Work to complete: Find the string "Президиума" in the data, then copy every line where it is found.

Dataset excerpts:

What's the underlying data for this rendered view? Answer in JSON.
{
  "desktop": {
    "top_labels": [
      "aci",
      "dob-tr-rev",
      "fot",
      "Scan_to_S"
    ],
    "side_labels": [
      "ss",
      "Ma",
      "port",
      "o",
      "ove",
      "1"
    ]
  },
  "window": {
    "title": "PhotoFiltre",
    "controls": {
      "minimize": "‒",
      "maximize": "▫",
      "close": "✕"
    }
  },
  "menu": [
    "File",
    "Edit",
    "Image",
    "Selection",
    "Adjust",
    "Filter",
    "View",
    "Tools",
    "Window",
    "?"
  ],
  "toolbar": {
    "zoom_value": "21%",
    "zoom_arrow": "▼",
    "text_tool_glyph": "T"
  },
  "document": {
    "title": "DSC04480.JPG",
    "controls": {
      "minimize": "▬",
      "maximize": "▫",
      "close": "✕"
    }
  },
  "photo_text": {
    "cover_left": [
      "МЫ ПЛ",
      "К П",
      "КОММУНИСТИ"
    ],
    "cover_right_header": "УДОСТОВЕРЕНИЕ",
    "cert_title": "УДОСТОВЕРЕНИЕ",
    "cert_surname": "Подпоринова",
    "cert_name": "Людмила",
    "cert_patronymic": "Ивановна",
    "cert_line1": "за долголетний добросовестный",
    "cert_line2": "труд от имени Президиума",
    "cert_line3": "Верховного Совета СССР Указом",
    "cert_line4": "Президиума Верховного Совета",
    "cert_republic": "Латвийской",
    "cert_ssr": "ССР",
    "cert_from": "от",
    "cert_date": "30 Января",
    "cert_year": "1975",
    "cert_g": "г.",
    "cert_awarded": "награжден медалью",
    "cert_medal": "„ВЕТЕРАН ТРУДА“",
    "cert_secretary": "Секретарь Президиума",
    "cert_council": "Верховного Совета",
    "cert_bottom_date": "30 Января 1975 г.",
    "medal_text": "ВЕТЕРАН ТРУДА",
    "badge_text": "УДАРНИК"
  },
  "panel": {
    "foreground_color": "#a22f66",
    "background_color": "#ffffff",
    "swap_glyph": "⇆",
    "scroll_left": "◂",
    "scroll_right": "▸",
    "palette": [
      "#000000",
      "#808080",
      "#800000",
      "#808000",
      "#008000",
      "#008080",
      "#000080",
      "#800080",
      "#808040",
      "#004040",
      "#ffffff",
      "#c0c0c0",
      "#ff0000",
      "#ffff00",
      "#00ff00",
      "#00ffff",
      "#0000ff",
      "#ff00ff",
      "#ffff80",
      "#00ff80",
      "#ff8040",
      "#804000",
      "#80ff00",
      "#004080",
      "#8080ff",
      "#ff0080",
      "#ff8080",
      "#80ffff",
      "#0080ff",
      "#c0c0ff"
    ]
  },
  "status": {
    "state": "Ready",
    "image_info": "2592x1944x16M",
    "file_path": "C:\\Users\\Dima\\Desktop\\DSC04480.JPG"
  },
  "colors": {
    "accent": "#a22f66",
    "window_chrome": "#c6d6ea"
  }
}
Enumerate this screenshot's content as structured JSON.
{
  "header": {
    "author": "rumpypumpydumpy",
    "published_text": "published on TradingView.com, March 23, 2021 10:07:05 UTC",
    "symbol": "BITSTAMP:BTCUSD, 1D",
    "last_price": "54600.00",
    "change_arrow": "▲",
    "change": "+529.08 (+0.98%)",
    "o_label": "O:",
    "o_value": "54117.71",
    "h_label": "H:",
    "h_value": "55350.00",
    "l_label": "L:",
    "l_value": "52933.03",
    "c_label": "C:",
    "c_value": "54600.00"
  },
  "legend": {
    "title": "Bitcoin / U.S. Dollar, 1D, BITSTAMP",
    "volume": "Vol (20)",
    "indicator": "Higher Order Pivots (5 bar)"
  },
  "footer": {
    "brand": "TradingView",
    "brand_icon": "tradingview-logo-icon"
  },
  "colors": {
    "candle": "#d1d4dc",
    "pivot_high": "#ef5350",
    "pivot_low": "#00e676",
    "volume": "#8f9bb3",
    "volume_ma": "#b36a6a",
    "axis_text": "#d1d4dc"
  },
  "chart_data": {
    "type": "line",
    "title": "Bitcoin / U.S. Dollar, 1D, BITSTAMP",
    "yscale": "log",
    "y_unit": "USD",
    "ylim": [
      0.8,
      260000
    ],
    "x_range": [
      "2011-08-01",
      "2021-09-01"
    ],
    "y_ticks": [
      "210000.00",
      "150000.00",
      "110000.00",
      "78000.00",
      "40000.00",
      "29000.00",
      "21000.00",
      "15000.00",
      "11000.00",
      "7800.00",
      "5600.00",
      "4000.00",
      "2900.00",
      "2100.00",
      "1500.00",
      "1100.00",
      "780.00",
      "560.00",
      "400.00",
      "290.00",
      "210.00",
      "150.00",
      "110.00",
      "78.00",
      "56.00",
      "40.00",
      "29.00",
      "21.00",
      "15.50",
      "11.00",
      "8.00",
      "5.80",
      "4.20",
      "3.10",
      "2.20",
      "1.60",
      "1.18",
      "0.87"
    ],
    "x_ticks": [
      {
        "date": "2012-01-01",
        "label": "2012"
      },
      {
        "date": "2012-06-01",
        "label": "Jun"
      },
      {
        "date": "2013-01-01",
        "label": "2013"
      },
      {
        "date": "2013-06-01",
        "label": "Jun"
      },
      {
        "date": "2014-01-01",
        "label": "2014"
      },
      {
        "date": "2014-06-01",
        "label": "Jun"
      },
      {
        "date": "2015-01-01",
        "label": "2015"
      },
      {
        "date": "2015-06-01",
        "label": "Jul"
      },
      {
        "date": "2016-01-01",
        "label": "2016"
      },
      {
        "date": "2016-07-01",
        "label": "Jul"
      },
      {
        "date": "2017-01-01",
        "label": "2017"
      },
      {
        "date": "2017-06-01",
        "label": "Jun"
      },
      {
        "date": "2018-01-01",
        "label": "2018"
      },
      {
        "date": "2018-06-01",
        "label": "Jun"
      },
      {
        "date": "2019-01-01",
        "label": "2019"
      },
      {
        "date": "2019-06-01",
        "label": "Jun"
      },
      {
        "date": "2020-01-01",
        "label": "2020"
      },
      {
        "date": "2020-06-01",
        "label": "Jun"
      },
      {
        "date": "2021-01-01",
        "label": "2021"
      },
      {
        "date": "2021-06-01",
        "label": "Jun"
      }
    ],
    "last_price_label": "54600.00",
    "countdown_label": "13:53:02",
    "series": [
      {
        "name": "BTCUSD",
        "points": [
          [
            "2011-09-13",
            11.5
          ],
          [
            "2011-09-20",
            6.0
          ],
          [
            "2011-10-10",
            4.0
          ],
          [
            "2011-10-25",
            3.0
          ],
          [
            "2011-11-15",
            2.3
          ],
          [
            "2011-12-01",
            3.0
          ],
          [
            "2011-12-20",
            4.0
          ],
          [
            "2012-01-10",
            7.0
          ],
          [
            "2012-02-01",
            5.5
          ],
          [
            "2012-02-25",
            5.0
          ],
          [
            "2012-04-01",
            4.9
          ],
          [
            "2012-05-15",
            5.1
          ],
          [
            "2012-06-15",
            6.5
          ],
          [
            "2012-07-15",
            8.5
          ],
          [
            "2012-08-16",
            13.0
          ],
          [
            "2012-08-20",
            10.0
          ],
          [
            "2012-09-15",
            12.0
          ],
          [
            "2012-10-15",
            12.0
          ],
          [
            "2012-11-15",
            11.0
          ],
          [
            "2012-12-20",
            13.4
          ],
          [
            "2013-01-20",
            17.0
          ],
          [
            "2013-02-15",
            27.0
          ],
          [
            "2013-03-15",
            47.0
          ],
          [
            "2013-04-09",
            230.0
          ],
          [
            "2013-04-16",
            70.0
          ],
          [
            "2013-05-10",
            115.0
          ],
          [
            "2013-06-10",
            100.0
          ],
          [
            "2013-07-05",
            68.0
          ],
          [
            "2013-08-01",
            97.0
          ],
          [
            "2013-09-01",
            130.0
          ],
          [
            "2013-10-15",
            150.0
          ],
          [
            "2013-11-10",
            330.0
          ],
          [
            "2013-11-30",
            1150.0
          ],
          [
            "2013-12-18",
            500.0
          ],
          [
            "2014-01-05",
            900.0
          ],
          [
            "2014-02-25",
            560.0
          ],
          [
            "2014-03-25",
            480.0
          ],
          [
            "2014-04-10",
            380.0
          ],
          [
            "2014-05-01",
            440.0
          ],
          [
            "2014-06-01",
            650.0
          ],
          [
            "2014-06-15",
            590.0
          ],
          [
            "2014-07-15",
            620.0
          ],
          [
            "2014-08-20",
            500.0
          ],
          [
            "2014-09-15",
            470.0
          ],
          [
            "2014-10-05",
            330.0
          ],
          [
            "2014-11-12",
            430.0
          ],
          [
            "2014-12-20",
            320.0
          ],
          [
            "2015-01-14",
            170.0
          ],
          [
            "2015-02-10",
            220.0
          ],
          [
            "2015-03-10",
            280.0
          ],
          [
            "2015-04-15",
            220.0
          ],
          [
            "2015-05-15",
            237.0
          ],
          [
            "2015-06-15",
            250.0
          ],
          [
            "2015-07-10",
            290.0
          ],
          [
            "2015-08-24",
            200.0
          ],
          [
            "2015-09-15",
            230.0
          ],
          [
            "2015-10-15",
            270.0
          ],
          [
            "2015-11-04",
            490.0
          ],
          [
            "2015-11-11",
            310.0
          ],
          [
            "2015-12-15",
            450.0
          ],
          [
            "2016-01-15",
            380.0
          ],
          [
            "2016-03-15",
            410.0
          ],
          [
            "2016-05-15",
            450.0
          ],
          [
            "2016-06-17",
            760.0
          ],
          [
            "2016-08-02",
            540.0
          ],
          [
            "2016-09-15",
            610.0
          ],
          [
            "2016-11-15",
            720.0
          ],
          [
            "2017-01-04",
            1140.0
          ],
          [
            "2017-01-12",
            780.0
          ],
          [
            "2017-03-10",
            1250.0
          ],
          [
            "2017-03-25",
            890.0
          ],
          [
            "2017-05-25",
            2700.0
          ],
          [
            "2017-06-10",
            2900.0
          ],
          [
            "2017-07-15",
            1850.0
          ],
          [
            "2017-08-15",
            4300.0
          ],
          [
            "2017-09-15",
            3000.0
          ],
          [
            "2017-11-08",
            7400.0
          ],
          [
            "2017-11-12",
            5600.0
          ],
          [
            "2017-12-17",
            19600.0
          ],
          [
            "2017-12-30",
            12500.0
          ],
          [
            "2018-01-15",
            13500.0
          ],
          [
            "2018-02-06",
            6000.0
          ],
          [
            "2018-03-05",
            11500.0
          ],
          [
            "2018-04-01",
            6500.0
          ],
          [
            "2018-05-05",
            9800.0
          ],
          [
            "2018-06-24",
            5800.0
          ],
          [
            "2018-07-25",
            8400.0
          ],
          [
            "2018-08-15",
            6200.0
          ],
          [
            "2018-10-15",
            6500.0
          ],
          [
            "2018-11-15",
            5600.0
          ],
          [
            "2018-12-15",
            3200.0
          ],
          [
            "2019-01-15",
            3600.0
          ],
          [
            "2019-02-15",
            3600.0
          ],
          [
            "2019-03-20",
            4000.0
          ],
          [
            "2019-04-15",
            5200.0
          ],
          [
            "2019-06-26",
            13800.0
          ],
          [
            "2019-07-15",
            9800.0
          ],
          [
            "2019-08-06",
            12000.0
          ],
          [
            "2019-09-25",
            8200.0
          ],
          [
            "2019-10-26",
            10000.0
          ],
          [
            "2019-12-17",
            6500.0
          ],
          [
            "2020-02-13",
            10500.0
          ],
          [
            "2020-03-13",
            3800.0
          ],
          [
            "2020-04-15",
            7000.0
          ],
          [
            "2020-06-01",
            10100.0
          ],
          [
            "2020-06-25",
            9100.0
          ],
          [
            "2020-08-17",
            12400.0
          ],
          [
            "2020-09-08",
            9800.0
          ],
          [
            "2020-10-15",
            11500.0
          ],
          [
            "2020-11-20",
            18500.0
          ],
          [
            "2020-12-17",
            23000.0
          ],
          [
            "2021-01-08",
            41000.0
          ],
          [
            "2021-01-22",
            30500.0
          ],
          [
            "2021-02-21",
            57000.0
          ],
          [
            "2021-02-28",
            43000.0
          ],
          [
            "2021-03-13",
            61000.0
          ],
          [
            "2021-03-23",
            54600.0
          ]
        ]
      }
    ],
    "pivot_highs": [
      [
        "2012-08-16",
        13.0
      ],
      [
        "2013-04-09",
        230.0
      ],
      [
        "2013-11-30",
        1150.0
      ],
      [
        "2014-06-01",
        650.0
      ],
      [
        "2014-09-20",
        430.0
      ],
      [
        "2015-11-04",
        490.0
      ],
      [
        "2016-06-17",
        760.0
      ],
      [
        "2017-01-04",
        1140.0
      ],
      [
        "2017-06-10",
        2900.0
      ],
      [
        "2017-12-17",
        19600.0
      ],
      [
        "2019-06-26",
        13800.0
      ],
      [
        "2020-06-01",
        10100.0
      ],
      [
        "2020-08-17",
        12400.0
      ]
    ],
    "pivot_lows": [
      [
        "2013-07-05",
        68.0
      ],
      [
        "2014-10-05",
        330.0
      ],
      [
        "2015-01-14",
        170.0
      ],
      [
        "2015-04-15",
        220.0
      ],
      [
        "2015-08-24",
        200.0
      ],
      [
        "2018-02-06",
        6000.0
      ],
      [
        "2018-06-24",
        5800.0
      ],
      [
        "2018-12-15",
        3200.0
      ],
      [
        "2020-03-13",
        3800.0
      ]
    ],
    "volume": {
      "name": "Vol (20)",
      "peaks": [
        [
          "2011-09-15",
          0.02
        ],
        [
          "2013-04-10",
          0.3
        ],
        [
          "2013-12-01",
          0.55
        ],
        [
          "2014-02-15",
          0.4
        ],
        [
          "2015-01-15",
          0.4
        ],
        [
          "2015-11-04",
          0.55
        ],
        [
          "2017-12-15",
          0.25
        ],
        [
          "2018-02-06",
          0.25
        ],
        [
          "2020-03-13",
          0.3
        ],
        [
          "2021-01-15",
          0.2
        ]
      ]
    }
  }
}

Exercise response:
    "cert_line2": "труд от имени Президиума",
    "cert_line4": "Президиума Верховного Совета",
    "cert_secretary": "Секретарь Президиума",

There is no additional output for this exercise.